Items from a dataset
━━━
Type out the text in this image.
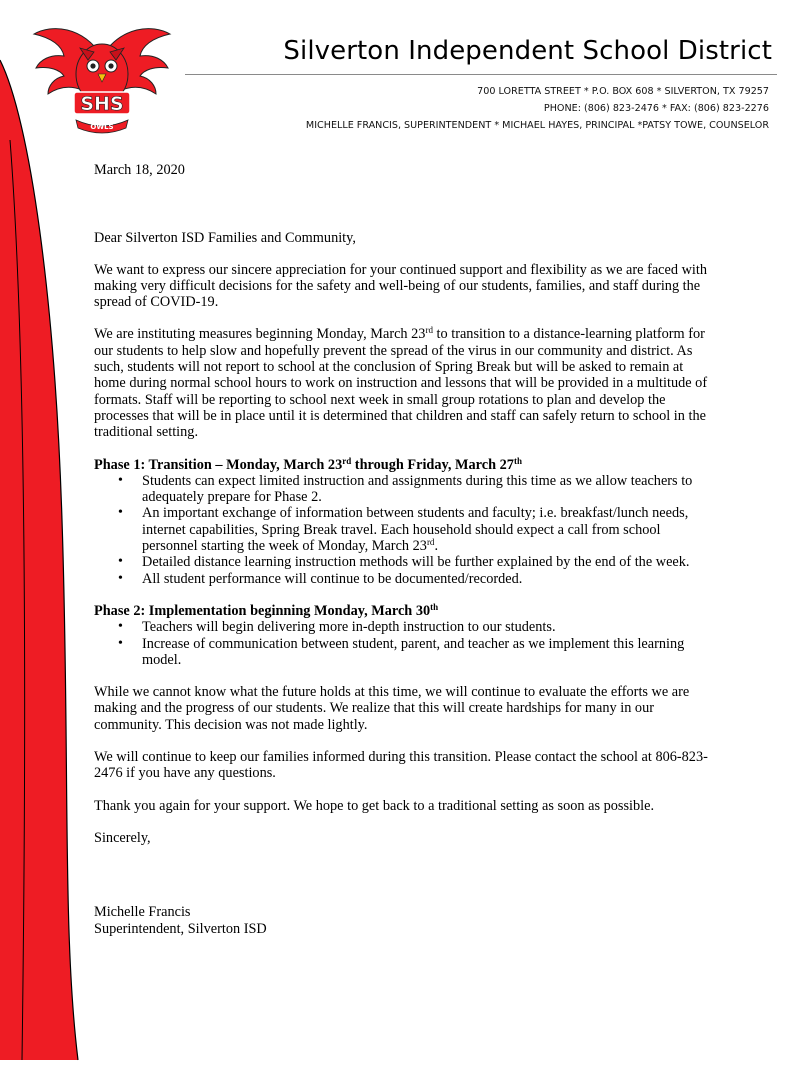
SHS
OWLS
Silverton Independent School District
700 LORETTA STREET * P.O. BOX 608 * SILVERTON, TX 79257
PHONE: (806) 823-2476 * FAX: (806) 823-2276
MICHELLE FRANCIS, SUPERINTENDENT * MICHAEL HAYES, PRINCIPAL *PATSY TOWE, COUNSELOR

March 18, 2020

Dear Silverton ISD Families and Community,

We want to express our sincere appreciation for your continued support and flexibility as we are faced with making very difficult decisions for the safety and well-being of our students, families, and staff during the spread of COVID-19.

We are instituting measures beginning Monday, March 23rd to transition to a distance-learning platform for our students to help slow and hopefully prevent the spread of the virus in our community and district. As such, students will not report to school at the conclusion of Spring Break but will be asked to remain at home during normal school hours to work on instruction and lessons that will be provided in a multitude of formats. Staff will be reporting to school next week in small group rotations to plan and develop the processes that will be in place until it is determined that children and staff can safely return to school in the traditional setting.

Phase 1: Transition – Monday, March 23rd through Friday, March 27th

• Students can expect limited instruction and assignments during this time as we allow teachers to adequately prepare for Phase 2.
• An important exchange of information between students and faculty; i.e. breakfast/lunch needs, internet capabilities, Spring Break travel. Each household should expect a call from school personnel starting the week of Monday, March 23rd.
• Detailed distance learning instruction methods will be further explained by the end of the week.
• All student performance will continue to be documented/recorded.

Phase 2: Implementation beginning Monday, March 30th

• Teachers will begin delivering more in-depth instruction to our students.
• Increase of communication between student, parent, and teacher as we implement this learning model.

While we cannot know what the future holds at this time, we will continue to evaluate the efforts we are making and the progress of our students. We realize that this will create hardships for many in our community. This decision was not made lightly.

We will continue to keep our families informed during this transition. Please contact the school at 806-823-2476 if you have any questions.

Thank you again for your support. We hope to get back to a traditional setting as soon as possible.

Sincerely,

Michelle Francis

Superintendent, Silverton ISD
━━━
(TASK STATEMENT): Your answer must be a single number: the count of lines above that contain the string "Phase".

(RESPONSE BELOW): 3